**DATASET RECORDS**
★ ★ ★

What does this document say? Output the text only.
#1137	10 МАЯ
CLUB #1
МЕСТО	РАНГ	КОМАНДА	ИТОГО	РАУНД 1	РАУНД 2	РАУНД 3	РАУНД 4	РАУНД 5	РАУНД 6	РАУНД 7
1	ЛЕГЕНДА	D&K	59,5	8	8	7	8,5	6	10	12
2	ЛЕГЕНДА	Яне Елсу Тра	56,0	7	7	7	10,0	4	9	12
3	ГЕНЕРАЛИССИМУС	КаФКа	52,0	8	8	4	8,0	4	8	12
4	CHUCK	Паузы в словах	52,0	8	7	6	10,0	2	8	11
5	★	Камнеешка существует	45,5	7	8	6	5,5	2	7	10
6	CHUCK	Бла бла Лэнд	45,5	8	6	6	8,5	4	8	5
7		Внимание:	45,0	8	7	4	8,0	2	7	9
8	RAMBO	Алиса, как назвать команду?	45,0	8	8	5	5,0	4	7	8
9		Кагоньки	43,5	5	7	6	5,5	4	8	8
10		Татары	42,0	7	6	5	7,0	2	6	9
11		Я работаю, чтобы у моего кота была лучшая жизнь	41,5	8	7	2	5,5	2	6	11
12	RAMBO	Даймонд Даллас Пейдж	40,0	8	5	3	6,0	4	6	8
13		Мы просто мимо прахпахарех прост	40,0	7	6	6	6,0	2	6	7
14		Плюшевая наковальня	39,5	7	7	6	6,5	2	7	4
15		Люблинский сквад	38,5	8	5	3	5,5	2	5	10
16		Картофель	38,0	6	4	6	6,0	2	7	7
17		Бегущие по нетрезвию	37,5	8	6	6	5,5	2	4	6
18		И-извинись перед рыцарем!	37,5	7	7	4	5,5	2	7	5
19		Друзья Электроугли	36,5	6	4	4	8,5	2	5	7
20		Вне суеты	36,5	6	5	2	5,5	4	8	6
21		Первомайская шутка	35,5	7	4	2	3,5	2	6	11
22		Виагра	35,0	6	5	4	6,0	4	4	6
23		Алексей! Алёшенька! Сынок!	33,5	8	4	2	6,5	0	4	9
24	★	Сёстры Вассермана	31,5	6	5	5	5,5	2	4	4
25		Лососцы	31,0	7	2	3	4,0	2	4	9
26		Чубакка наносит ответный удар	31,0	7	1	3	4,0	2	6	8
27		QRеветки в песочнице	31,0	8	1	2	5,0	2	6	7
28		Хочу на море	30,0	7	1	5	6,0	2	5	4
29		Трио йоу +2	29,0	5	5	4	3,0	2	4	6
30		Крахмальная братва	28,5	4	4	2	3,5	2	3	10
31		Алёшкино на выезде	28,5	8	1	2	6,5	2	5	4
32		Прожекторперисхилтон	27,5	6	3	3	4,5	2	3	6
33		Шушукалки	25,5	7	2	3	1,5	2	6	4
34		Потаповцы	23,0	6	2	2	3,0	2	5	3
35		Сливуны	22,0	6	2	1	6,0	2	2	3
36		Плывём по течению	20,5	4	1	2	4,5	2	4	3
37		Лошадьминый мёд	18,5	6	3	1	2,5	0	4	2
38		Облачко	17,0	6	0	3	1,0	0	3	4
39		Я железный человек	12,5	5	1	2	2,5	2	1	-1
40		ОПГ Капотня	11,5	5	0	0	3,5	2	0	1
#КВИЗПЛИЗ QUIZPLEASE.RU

★ ★ ★

Search the entries for "CHUCK" and copy out each line that has it.

4	CHUCK	Паузы в словах	52,0	8	7	6	10,0	2	8	11
6	CHUCK	Бла бла Лэнд	45,5	8	6	6	8,5	4	8	5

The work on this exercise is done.